— Start —
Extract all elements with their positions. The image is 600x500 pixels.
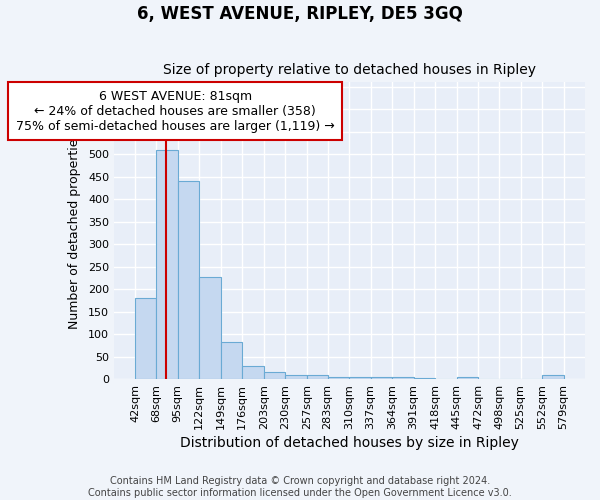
- Bar: [156, 150, 178, 379]
- Text: Contains HM Land Registry data © Crown copyright and database right 2024.
Contai: Contains HM Land Registry data © Crown c…: [88, 476, 512, 498]
- Text: 6 WEST AVENUE: 81sqm
← 24% of detached houses are smaller (358)
75% of semi-deta: 6 WEST AVENUE: 81sqm ← 24% of detached h…: [16, 90, 335, 133]
- Bar: [264, 372, 285, 379]
- Bar: [457, 377, 478, 379]
- Bar: [221, 342, 242, 379]
- Bar: [178, 181, 199, 379]
- Title: Size of property relative to detached houses in Ripley: Size of property relative to detached ho…: [163, 63, 536, 77]
- Text: 6, WEST AVENUE, RIPLEY, DE5 3GQ: 6, WEST AVENUE, RIPLEY, DE5 3GQ: [137, 5, 463, 23]
- Y-axis label: Number of detached properties: Number of detached properties: [68, 132, 81, 329]
- Bar: [199, 277, 221, 379]
- Bar: [285, 375, 307, 379]
- Bar: [136, 298, 156, 379]
- Bar: [392, 378, 413, 379]
- Bar: [242, 366, 264, 379]
- Bar: [328, 377, 349, 379]
- X-axis label: Distribution of detached houses by size in Ripley: Distribution of detached houses by size …: [180, 436, 519, 450]
- Bar: [413, 378, 435, 379]
- Bar: [307, 376, 328, 379]
- Bar: [371, 377, 392, 379]
- Bar: [349, 378, 371, 379]
- Bar: [542, 376, 563, 379]
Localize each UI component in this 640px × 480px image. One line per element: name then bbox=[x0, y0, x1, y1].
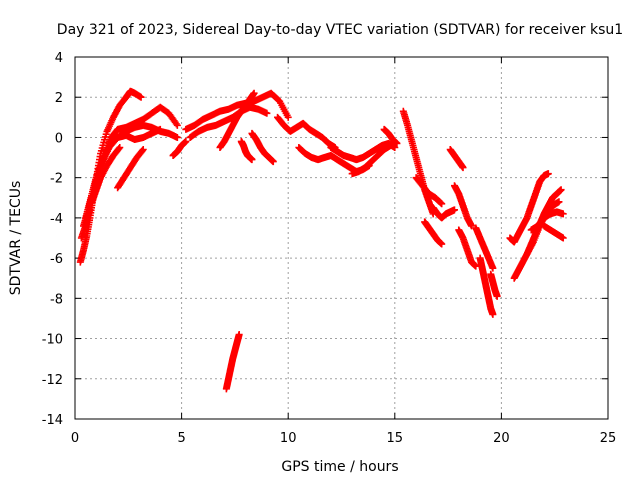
y-tick-label: -12 bbox=[42, 373, 63, 388]
x-axis-label: GPS time / hours bbox=[281, 459, 398, 475]
series-arc-10 bbox=[216, 89, 258, 151]
data-point bbox=[472, 262, 480, 270]
data-point bbox=[182, 137, 190, 145]
series-arc-11 bbox=[237, 137, 256, 164]
data-point bbox=[116, 144, 124, 151]
data-point bbox=[173, 133, 181, 141]
x-tick-label: 0 bbox=[71, 431, 79, 446]
data-point bbox=[559, 210, 567, 218]
y-tick-label: -4 bbox=[50, 212, 63, 227]
x-tick-label: 25 bbox=[600, 431, 617, 446]
x-tick-label: 10 bbox=[280, 431, 297, 446]
data-point bbox=[139, 146, 147, 154]
data-point bbox=[235, 331, 243, 339]
series-arc-27 bbox=[476, 254, 497, 318]
series-arc-6 bbox=[114, 146, 147, 192]
series-arc-28 bbox=[487, 270, 501, 300]
series-arc-33 bbox=[540, 222, 567, 242]
data-point bbox=[393, 139, 401, 147]
data-point bbox=[557, 186, 565, 194]
y-tick-label: -2 bbox=[50, 172, 63, 187]
y-tick-label: 4 bbox=[55, 51, 63, 66]
grid-lines bbox=[75, 57, 608, 419]
series-arc-7 bbox=[169, 137, 190, 160]
series-arc-18 bbox=[380, 125, 401, 147]
data-point bbox=[137, 93, 145, 101]
series-arc-1 bbox=[76, 87, 145, 266]
data-point bbox=[559, 234, 567, 242]
data-point bbox=[284, 113, 292, 121]
series-arc-23 bbox=[446, 146, 467, 172]
series-arc-22 bbox=[429, 204, 458, 222]
y-tick-label: -14 bbox=[42, 413, 63, 428]
x-tick-label: 15 bbox=[387, 431, 404, 446]
y-tick-label: -6 bbox=[50, 252, 63, 267]
plot-frame bbox=[74, 56, 609, 420]
chart-title: Day 321 of 2023, Sidereal Day-to-day VTE… bbox=[57, 22, 623, 38]
series-arc-13 bbox=[222, 331, 243, 393]
data-point bbox=[156, 125, 164, 133]
data-point bbox=[269, 158, 277, 166]
data-point bbox=[493, 292, 501, 300]
series-arc-26 bbox=[472, 224, 497, 272]
data-point bbox=[489, 310, 497, 318]
y-tick-label: 2 bbox=[55, 91, 63, 106]
data-point bbox=[438, 240, 446, 248]
series-arc-32 bbox=[527, 208, 567, 234]
series-arc-5 bbox=[88, 144, 124, 206]
data-points bbox=[76, 87, 567, 393]
data-point bbox=[248, 156, 256, 164]
data-point bbox=[555, 198, 563, 206]
data-point bbox=[263, 109, 271, 117]
series-arc-20 bbox=[412, 174, 446, 208]
series-arc-25 bbox=[455, 226, 480, 270]
data-point bbox=[489, 264, 497, 272]
series-arc-16 bbox=[327, 139, 399, 164]
data-point bbox=[250, 89, 258, 97]
y-tick-label: -10 bbox=[42, 333, 63, 348]
y-tick-label: -8 bbox=[50, 292, 63, 307]
data-point bbox=[387, 141, 395, 149]
series-arc-17 bbox=[348, 141, 395, 178]
series-arc-12 bbox=[248, 129, 277, 166]
data-point bbox=[544, 170, 552, 178]
series-arc-21 bbox=[421, 218, 446, 248]
y-tick-label: 0 bbox=[55, 131, 63, 146]
series-arc-14 bbox=[274, 113, 339, 151]
y-axis-label: SDTVAR / TECUs bbox=[8, 181, 24, 296]
data-point bbox=[172, 120, 180, 128]
series-arc-24 bbox=[450, 182, 476, 230]
data-point bbox=[173, 121, 181, 129]
data-point bbox=[468, 222, 476, 230]
x-tick-label: 5 bbox=[177, 431, 185, 446]
series-arc-29 bbox=[506, 170, 552, 246]
data-point bbox=[438, 200, 446, 208]
x-tick-label: 20 bbox=[493, 431, 510, 446]
series-arc-19 bbox=[399, 107, 437, 218]
data-point bbox=[450, 206, 458, 214]
data-point bbox=[459, 164, 467, 172]
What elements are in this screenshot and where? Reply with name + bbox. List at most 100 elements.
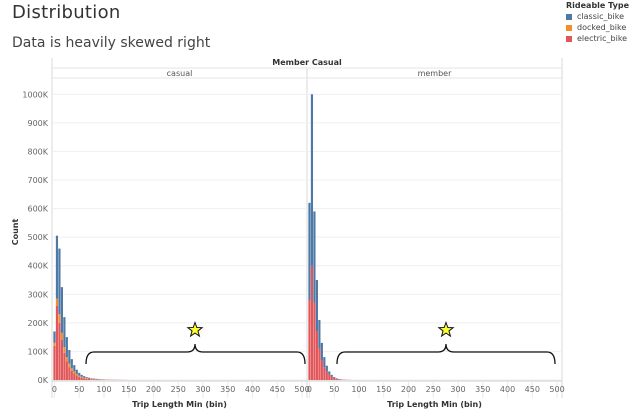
bar-member-electric_bike (328, 374, 331, 380)
x-tick-label: 350 (220, 385, 235, 394)
bar-casual-classic_bike (58, 248, 61, 315)
bar-casual-classic_bike (60, 287, 63, 333)
bar-casual-docked_bike (63, 347, 66, 353)
legend-swatch-classic-bike (566, 13, 572, 20)
bar-member-electric_bike (330, 376, 333, 380)
legend-swatch-electric-bike (566, 35, 572, 42)
bar-member-electric_bike (335, 378, 338, 380)
bar-casual-electric_bike (75, 375, 78, 380)
bar-casual-classic_bike (73, 365, 76, 372)
bar-casual-electric_bike (70, 370, 73, 380)
legend-item-docked-bike[interactable]: docked_bike (566, 22, 629, 33)
bar-casual-classic_bike (68, 350, 71, 364)
bar-member-classic_bike (310, 94, 314, 266)
bar-casual-classic_bike (63, 317, 66, 348)
bar-casual-electric_bike (78, 376, 81, 380)
legend-swatch-docked-bike (566, 24, 572, 31)
bar-member-classic_bike (335, 378, 338, 379)
legend-label-docked-bike: docked_bike (577, 23, 627, 32)
bar-member-classic_bike (315, 280, 318, 332)
bar-casual-classic_bike (75, 369, 78, 374)
y-tick-label: 0K (38, 376, 49, 385)
bar-casual-docked_bike (73, 371, 76, 374)
panel-label-member: member (418, 69, 453, 78)
x-tick-label: 50 (329, 385, 339, 394)
x-tick-label: 250 (171, 385, 186, 394)
bar-casual-classic_bike (65, 337, 68, 358)
bar-member-classic_bike (328, 371, 331, 375)
x-tick-label: 150 (121, 385, 136, 394)
x-tick-label: 150 (376, 385, 391, 394)
bar-casual-classic_bike (55, 235, 59, 299)
x-tick-label: 300 (450, 385, 465, 394)
annotations (85, 321, 556, 365)
bar-casual-docked_bike (68, 363, 71, 368)
bar-member-classic_bike (313, 211, 316, 303)
y-tick-label: 800K (27, 147, 48, 156)
bar-casual-electric_bike (90, 379, 93, 380)
bar-member-classic_bike (325, 365, 328, 372)
bar-member-classic_bike (323, 357, 326, 368)
bar-casual-docked_bike (58, 314, 61, 323)
bar-casual-electric_bike (60, 340, 63, 380)
star-icon (437, 321, 455, 338)
y-tick-label: 1000K (22, 90, 48, 99)
bar-casual-docked_bike (60, 332, 63, 340)
legend-item-classic-bike[interactable]: classic_bike (566, 11, 629, 22)
legend: Rideable Type classic_bike docked_bike e… (566, 1, 629, 44)
bar-casual-classic_bike (78, 372, 81, 376)
bar-member-electric_bike (315, 331, 318, 380)
bar-member-electric_bike (323, 367, 326, 380)
x-axis-label: Trip Length Min (bin) (132, 400, 227, 409)
bar-casual-docked_bike (78, 375, 81, 377)
bar-casual-classic_bike (85, 377, 88, 379)
x-tick-label: 300 (195, 385, 210, 394)
axis-labels: Member Casual 0K 100K 200K 300K 400K 500K 600K 7… (11, 58, 565, 409)
bar-casual-docked_bike (80, 376, 83, 378)
bar-casual-docked_bike (55, 298, 59, 306)
bars (53, 94, 351, 380)
bar-casual-electric_bike (85, 378, 88, 380)
panel-label-casual: casual (167, 69, 193, 78)
column-header: Member Casual (272, 58, 342, 67)
bar-member-electric_bike (310, 265, 314, 380)
chart-title: Distribution (12, 2, 121, 23)
bar-casual-docked_bike (85, 378, 88, 379)
x-tick-label: 50 (74, 385, 84, 394)
x-tick-label: 0 (52, 385, 57, 394)
bar-casual-electric_bike (65, 361, 68, 380)
curly-brace-member (336, 343, 556, 365)
bar-casual-classic_bike (88, 377, 91, 379)
bar-casual-classic_bike (90, 378, 93, 379)
x-tick-label: 450 (270, 385, 285, 394)
bar-member-classic_bike (330, 374, 333, 377)
chart-frame (51, 58, 563, 398)
x-tick-label: 450 (525, 385, 540, 394)
legend-label-electric-bike: electric_bike (577, 34, 628, 43)
bar-casual-electric_bike (80, 377, 83, 380)
bar-member-classic_bike (308, 202, 311, 300)
x-tick-label: 250 (426, 385, 441, 394)
x-tick-label: 500 (549, 385, 564, 394)
legend-label-classic-bike: classic_bike (577, 12, 625, 21)
legend-item-electric-bike[interactable]: electric_bike (566, 33, 629, 44)
bar-member-electric_bike (338, 379, 341, 380)
y-tick-label: 400K (27, 262, 48, 271)
curly-brace-casual (85, 343, 306, 365)
y-tick-label: 500K (27, 233, 48, 242)
x-tick-label: 200 (401, 385, 416, 394)
x-tick-label: 400 (245, 385, 260, 394)
bar-member-electric_bike (308, 300, 311, 380)
y-tick-label: 100K (27, 347, 48, 356)
bar-casual-electric_bike (53, 345, 56, 380)
y-axis-label: Count (11, 219, 20, 246)
bar-member-classic_bike (333, 377, 336, 378)
bar-casual-electric_bike (73, 373, 76, 380)
bar-member-classic_bike (318, 320, 321, 349)
y-tick-label: 200K (27, 319, 48, 328)
legend-title: Rideable Type (566, 1, 630, 10)
bar-casual-docked_bike (75, 374, 78, 376)
y-tick-label: 600K (27, 205, 48, 214)
bar-casual-classic_bike (70, 359, 73, 369)
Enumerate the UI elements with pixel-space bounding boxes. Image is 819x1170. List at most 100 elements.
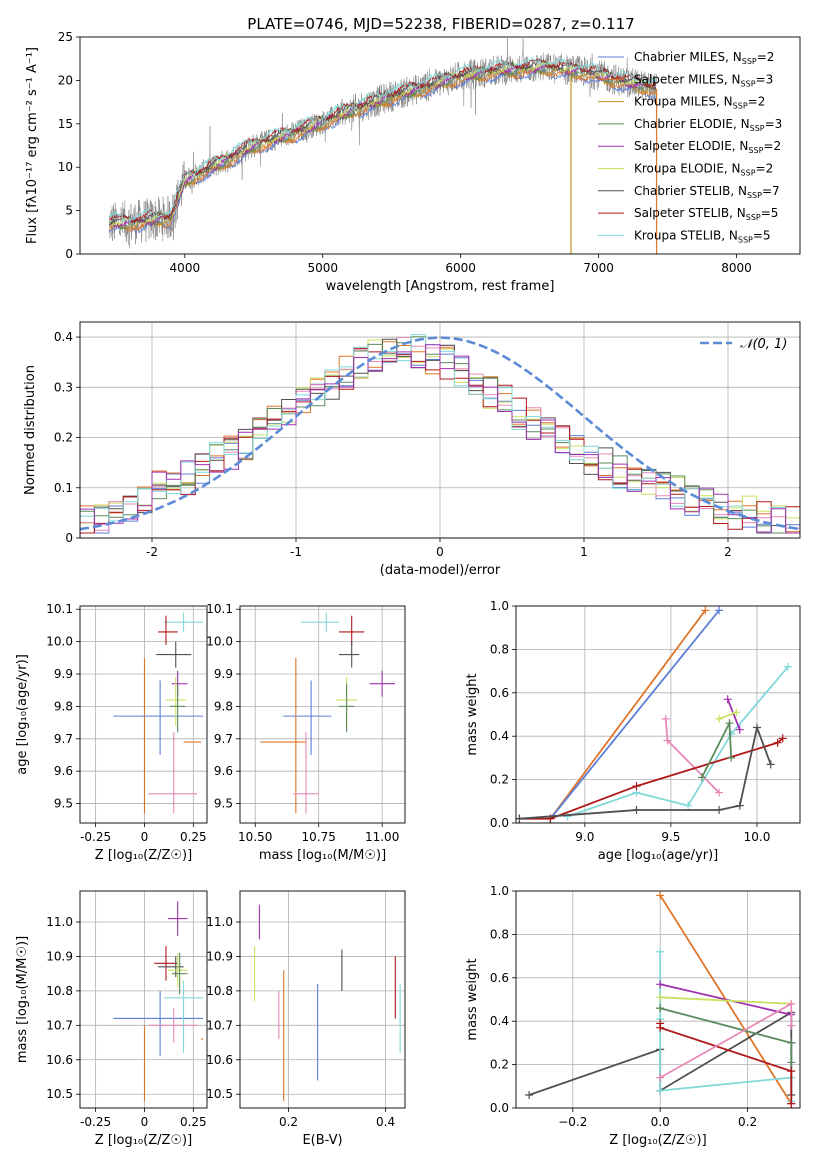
- y-tick-label: 10.5: [206, 1087, 233, 1101]
- legend-sub: SSP: [741, 169, 756, 178]
- y-tick-label: 10: [58, 160, 73, 174]
- weight-marker-chabrier_miles: [715, 606, 724, 615]
- y-tick-label: 10.0: [206, 635, 233, 649]
- x-tick-label: 0.4: [376, 1115, 395, 1129]
- y-tick-label: 10.6: [46, 1053, 73, 1067]
- weight-marker-chabrier_stelib: [632, 805, 641, 814]
- age-vs-mass-axes: 10.50 10.75 11.00 9.5 9.6 9.7 9.8 9.9 10.0 10.1 ma…: [206, 602, 405, 863]
- legend-tail: =2: [763, 139, 781, 153]
- residuals-axes: -2 -1 0 1 2 0 0.1 0.2 0.3 0.4 (data-model)/error No…: [23, 322, 800, 578]
- weight-line-kroupa_elodie: [718, 711, 737, 720]
- legend-sub: SSP: [733, 102, 748, 111]
- y-axis-label: mass weight: [465, 958, 480, 1040]
- mass-weight-vs-z-axes: −0.2 0.0 0.2 0.0 0.2 0.4 0.6 0.8 1.0 Z [log₁₀(Z/Z…: [465, 884, 800, 1148]
- x-tick-label: -2: [146, 545, 158, 559]
- y-tick-label: 9.9: [214, 667, 233, 681]
- legend-tail: =2: [748, 95, 766, 109]
- y-tick-label: 10.9: [206, 949, 233, 963]
- y-tick-label: 1.0: [490, 599, 509, 613]
- x-tick-label: 9.0: [575, 830, 594, 844]
- y-tick-label: 10.9: [46, 949, 73, 963]
- legend-entry-kroupa_stelib: Kroupa STELIB, NSSP=5: [634, 228, 771, 244]
- model-spectrum-salpeter_elodie: [108, 63, 657, 228]
- mass-vs-ebv-axes: 0.2 0.4 10.5 10.6 10.7 10.8 10.9 11.0 E(B-V): [206, 891, 405, 1148]
- y-axis-label: age [log₁₀(age/yr)]: [15, 654, 30, 775]
- mass-vs-z-axes: -0.25 0 0.25 10.5 10.6 10.7 10.8 10.9 11.0 Z [log…: [15, 891, 207, 1148]
- y-tick-label: 0.3: [54, 380, 73, 394]
- legend-normal-label: 𝒩(0, 1): [740, 337, 787, 352]
- legend-sub: SSP: [747, 191, 762, 200]
- weight-marker-chabrier_stelib: [752, 723, 761, 732]
- weight-line-kroupa_stelib: [567, 666, 789, 818]
- model-spectrum-kroupa_elodie: [108, 60, 657, 228]
- weight-marker-pink: [663, 736, 672, 745]
- y-tick-label: 10.8: [46, 984, 73, 998]
- legend-tail: =3: [765, 117, 783, 131]
- y-axis-label: mass weight: [465, 673, 480, 755]
- legend-entry-salpeter_elodie: Salpeter ELODIE, NSSP=2: [634, 139, 781, 155]
- weight-marker-chabrier_elodie: [727, 753, 736, 762]
- legend-sub: SSP: [748, 146, 763, 155]
- model-spectrum-chabrier_elodie: [108, 64, 657, 231]
- weight-line-kroupa_elodie: [660, 996, 792, 1005]
- weight-marker-chabrier_stelib: [525, 1090, 534, 1099]
- weight-marker-chabrier_stelib: [766, 760, 775, 769]
- weight-line-salpeter_elodie: [659, 983, 792, 1016]
- x-axis-label: age [log₁₀(age/yr)]: [598, 848, 719, 863]
- weight-marker-chabrier_stelib: [515, 814, 524, 823]
- legend-sub: SSP: [750, 124, 765, 133]
- weight-marker-pink: [715, 788, 724, 797]
- legend-entry-chabrier_miles: Chabrier MILES, NSSP=2: [634, 50, 774, 66]
- y-tick-label: 0: [65, 531, 73, 545]
- legend-label: Chabrier STELIB, N: [634, 184, 747, 198]
- weight-marker-pink: [787, 999, 796, 1008]
- weight-line-pink: [664, 718, 720, 794]
- weight-marker-salpeter_stelib: [787, 1067, 796, 1076]
- weight-line-pink: [659, 1002, 793, 1079]
- y-tick-label: 10.6: [206, 1053, 233, 1067]
- weight-marker-salpeter_elodie: [723, 695, 732, 704]
- legend-label: Kroupa STELIB, N: [634, 228, 738, 242]
- y-tick-label: 0.2: [490, 1058, 509, 1072]
- y-tick-label: 0.6: [490, 686, 509, 700]
- x-tick-label: 2: [724, 545, 732, 559]
- y-tick-label: 0.4: [54, 330, 73, 344]
- weight-marker-pink: [787, 1021, 796, 1030]
- x-tick-label: 0: [141, 830, 149, 844]
- weight-marker-chabrier_elodie: [697, 773, 706, 782]
- legend-tail: =3: [756, 72, 774, 86]
- y-tick-label: 10.1: [206, 602, 233, 616]
- y-tick-label: 11.0: [46, 915, 73, 929]
- figure-title: PLATE=0746, MJD=52238, FIBERID=0287, z=0…: [247, 15, 634, 33]
- y-tick-label: 0.8: [490, 927, 509, 941]
- y-tick-label: 0.0: [490, 816, 509, 830]
- x-tick-label: 1: [580, 545, 588, 559]
- x-axis-label: Z [log₁₀(Z/Z☉)]: [95, 1133, 192, 1148]
- y-tick-label: 20: [58, 73, 73, 87]
- weight-line-chabrier_elodie: [701, 719, 733, 778]
- x-tick-label: 8000: [721, 261, 752, 275]
- legend-entry-kroupa_miles: Kroupa MILES, NSSP=2: [634, 95, 765, 111]
- x-axis-label: E(B-V): [302, 1133, 342, 1148]
- legend-tail: =2: [757, 50, 775, 64]
- age-vs-z-axes: -0.25 0 0.25 9.5 9.6 9.7 9.8 9.9 10.0 10.1 Z [log₁…: [15, 602, 207, 863]
- weight-line-salpeter_elodie: [726, 698, 741, 731]
- weight-line-chabrier_miles: [549, 609, 720, 820]
- legend-entry-chabrier_stelib: Chabrier STELIB, NSSP=7: [634, 184, 780, 200]
- weight-marker-salpeter_stelib: [773, 738, 782, 747]
- x-tick-label: 0.2: [738, 1115, 757, 1129]
- y-tick-label: 10.1: [46, 602, 73, 616]
- y-tick-label: 9.7: [54, 732, 73, 746]
- plot-frame: [79, 605, 208, 824]
- x-tick-label: 0.2: [279, 1115, 298, 1129]
- x-tick-label: 11.00: [365, 830, 399, 844]
- y-tick-label: 0: [65, 247, 73, 261]
- x-axis-label: mass [log₁₀(M/M☉)]: [259, 848, 386, 863]
- legend-tail: =5: [761, 206, 779, 220]
- x-tick-label: −0.2: [558, 1115, 587, 1129]
- y-tick-label: 11.0: [206, 915, 233, 929]
- y-axis-label: mass [log₁₀(M/M☉)]: [15, 936, 30, 1063]
- weight-marker-salpeter_elodie: [656, 980, 665, 989]
- charts-layer: 4000 5000 6000 7000 80000510152025wavelength…: [15, 30, 801, 1148]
— End —
# [STATED TASK]
Reproduce the lines of the entries above that run from the line containing "y-tick-label: -12 bbox=[42, 373, 63, 388]" through the line containing "data-point bbox=[489, 310, 497, 318]", both included.

# [RESPONSE TO THIS EXERCISE]
y-tick-label: -12 bbox=[42, 373, 63, 388]
x-axis-label: GPS time / hours bbox=[281, 459, 398, 475]
series-arc-10 bbox=[216, 89, 258, 151]
data-point bbox=[472, 262, 480, 270]
data-point bbox=[182, 137, 190, 145]
series-arc-11 bbox=[237, 137, 256, 164]
data-point bbox=[116, 144, 124, 151]
data-point bbox=[173, 133, 181, 141]
x-tick-label: 0 bbox=[71, 431, 79, 446]
data-point bbox=[559, 210, 567, 218]
y-tick-label: -4 bbox=[50, 212, 63, 227]
x-tick-label: 25 bbox=[600, 431, 617, 446]
x-tick-label: 10 bbox=[280, 431, 297, 446]
data-point bbox=[139, 146, 147, 154]
data-point bbox=[235, 331, 243, 339]
series-arc-27 bbox=[476, 254, 497, 318]
series-arc-6 bbox=[114, 146, 147, 192]
series-arc-28 bbox=[487, 270, 501, 300]
series-arc-33 bbox=[540, 222, 567, 242]
data-point bbox=[393, 139, 401, 147]
data-point bbox=[557, 186, 565, 194]
y-tick-label: -2 bbox=[50, 172, 63, 187]
y-tick-label: 4 bbox=[55, 51, 63, 66]
grid-lines bbox=[75, 57, 608, 419]
series-arc-7 bbox=[169, 137, 190, 160]
series-arc-18 bbox=[380, 125, 401, 147]
data-point bbox=[137, 93, 145, 101]
series-arc-1 bbox=[76, 87, 145, 266]
data-point bbox=[559, 234, 567, 242]
data-point bbox=[284, 113, 292, 121]
series-arc-23 bbox=[446, 146, 467, 172]
series-arc-22 bbox=[429, 204, 458, 222]
y-tick-label: -14 bbox=[42, 413, 63, 428]
x-tick-label: 15 bbox=[387, 431, 404, 446]
y-tick-label: -6 bbox=[50, 252, 63, 267]
plot-frame bbox=[74, 56, 609, 420]
chart-title: Day 321 of 2023, Sidereal Day-to-day VTE… bbox=[57, 22, 623, 38]
series-arc-13 bbox=[222, 331, 243, 393]
data-point bbox=[156, 125, 164, 133]
data-point bbox=[269, 158, 277, 166]
data-point bbox=[493, 292, 501, 300]
series-arc-26 bbox=[472, 224, 497, 272]
data-point bbox=[489, 310, 497, 318]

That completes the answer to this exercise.